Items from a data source
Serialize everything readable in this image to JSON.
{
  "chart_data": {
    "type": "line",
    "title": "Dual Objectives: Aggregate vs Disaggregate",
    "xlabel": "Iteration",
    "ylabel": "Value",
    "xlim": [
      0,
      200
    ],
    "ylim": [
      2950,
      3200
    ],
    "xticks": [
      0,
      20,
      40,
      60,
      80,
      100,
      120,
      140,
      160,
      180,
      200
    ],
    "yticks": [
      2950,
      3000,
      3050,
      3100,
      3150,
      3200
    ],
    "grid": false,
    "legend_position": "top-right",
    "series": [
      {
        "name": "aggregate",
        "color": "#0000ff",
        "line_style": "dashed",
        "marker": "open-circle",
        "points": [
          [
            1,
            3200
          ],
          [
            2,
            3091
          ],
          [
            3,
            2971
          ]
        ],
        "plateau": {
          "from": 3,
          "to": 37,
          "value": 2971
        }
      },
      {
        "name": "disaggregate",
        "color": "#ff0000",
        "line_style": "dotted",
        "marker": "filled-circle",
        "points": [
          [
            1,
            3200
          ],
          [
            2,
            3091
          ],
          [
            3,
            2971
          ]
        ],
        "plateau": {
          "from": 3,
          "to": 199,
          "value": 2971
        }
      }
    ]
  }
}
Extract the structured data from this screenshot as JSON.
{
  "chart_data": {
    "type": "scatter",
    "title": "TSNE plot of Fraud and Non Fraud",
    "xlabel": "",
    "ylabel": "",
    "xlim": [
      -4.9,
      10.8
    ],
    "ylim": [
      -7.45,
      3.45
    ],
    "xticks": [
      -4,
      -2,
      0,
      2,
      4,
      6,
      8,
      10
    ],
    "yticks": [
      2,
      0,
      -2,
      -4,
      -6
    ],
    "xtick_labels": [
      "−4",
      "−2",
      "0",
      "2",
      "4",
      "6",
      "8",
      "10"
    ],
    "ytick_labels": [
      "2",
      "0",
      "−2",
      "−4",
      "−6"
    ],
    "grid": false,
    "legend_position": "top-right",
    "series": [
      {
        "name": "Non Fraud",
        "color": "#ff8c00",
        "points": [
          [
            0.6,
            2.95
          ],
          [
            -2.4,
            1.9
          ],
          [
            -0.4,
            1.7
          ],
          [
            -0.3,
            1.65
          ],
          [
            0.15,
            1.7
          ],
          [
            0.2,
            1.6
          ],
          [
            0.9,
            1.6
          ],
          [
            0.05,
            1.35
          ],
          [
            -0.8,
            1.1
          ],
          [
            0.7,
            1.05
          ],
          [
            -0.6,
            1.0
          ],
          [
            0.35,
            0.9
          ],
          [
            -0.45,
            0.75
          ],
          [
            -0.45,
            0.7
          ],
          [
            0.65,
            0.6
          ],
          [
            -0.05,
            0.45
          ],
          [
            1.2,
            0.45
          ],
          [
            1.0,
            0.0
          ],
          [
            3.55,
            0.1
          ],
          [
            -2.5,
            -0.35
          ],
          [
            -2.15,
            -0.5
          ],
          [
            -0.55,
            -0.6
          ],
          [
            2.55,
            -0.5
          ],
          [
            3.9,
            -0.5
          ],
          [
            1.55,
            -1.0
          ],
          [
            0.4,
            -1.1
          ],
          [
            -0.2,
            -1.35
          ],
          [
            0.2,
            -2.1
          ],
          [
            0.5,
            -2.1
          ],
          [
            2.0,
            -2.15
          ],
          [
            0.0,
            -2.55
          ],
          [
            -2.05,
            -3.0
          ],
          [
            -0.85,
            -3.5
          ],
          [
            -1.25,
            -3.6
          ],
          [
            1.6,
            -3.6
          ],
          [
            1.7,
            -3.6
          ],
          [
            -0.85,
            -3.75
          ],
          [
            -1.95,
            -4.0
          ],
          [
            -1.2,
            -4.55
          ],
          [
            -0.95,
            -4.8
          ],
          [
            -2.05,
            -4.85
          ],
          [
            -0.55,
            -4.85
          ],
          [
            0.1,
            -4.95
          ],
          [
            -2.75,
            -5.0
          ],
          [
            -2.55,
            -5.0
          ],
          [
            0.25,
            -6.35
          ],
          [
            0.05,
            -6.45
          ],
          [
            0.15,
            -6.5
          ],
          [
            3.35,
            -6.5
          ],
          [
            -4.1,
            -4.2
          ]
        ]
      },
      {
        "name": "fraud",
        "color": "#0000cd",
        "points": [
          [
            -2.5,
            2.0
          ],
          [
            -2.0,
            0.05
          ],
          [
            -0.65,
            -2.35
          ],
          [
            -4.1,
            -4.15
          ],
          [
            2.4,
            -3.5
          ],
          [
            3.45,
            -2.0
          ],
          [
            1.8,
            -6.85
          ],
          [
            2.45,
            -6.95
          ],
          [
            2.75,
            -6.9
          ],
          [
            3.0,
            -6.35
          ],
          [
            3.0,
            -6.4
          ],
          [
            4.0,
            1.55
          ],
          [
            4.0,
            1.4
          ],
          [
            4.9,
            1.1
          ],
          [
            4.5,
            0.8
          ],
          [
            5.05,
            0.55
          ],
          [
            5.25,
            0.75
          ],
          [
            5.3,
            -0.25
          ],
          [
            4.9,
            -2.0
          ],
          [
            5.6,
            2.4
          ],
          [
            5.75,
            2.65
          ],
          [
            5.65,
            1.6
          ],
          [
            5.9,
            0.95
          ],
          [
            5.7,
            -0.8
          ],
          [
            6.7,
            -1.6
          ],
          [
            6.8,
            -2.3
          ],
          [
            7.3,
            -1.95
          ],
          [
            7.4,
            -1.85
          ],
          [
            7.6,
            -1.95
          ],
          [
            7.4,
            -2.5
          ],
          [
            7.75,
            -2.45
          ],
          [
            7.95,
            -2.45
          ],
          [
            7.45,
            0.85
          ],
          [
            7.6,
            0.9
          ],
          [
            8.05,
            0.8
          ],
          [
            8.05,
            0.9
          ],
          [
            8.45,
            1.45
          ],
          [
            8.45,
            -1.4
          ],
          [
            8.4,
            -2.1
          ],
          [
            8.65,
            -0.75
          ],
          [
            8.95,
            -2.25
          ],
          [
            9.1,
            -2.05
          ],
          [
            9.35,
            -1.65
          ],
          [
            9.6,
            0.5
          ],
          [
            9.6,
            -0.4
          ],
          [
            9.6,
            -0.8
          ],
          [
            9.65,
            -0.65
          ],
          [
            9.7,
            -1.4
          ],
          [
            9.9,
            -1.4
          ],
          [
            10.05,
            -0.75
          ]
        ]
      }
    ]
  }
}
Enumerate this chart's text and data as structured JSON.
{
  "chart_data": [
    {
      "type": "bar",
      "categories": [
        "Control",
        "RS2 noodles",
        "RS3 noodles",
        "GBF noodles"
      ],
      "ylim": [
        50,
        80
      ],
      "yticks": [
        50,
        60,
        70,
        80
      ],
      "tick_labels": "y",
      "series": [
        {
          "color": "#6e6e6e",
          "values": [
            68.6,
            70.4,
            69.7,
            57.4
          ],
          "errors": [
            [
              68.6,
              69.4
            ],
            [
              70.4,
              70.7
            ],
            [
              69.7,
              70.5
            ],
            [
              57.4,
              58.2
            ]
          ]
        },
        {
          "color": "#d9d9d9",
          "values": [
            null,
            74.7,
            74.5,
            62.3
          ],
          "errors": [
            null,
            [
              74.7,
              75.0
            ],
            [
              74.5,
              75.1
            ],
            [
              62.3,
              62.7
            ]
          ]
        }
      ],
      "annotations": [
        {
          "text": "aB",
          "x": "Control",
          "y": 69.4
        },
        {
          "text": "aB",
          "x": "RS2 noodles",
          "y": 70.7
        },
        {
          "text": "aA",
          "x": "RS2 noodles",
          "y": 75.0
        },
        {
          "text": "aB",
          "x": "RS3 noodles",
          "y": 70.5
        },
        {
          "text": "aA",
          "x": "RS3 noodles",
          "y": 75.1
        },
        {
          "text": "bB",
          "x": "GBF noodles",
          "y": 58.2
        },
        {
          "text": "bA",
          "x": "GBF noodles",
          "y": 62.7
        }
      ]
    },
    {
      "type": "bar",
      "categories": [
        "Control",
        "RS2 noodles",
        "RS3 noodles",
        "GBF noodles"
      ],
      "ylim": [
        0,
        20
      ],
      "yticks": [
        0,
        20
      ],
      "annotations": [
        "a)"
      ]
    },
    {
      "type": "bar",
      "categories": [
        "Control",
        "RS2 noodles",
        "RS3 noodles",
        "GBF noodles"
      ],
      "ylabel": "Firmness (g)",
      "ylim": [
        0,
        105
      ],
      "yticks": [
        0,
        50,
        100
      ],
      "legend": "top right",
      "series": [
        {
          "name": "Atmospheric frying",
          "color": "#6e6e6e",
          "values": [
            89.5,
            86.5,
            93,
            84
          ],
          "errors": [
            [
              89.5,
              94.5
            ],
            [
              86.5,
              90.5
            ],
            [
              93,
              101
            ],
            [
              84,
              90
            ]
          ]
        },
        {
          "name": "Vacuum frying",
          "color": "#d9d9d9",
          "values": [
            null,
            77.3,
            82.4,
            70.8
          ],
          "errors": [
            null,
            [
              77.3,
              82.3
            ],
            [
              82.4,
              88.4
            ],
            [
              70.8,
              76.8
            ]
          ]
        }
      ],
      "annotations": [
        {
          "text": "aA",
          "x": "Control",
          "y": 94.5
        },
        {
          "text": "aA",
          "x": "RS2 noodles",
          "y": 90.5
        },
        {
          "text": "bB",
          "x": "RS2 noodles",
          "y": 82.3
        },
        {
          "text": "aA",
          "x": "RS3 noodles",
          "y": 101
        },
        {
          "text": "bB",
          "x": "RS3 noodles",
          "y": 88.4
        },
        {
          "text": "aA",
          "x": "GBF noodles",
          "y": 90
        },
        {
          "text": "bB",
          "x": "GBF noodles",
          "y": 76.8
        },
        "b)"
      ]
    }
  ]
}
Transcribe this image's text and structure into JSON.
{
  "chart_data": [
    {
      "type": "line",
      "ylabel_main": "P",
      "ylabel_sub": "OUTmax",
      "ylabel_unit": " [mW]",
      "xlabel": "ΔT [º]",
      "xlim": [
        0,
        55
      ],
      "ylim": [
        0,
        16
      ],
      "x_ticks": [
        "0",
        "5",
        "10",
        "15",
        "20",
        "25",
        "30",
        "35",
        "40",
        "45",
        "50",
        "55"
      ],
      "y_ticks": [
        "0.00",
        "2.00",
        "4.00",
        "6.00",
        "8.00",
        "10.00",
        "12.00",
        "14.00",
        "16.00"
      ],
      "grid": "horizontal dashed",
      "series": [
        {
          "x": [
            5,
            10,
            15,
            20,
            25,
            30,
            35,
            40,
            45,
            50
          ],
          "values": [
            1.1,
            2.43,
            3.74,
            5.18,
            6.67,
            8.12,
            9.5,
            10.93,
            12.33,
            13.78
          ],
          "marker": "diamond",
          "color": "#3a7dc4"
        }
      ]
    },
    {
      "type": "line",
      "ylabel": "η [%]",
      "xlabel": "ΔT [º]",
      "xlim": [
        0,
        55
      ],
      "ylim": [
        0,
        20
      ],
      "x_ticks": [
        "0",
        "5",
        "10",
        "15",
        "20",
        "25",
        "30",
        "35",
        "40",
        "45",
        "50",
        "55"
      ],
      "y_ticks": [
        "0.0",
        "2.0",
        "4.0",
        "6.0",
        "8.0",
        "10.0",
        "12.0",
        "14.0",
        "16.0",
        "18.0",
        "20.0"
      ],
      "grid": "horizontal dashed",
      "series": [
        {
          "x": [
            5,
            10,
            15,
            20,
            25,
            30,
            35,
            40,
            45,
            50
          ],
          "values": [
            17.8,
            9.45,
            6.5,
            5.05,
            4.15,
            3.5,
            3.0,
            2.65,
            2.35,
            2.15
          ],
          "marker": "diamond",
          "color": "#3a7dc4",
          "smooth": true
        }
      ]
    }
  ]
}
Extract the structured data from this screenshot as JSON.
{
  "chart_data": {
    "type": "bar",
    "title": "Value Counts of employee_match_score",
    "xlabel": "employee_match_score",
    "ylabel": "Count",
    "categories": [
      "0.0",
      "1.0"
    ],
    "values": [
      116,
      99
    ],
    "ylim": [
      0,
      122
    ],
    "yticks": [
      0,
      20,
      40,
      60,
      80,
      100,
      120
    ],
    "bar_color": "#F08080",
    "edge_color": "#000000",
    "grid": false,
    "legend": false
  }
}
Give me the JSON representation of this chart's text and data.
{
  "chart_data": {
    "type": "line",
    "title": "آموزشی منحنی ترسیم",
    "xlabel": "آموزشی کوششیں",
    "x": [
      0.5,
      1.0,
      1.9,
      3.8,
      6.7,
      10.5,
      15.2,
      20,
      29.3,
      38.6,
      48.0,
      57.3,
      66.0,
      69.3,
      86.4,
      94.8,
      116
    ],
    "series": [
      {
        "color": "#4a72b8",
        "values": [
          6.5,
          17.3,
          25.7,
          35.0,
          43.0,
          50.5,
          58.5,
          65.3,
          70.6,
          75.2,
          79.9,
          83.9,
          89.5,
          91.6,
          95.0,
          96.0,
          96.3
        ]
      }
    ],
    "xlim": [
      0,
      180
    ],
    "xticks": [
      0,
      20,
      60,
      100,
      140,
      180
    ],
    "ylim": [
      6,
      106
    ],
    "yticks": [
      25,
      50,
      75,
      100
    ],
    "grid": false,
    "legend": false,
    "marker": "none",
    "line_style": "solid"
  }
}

**BRIEF**. Copy every line from the entries that contains the word "frying".

**RESULT**.
          "name": "Atmospheric frying",
          "name": "Vacuum frying",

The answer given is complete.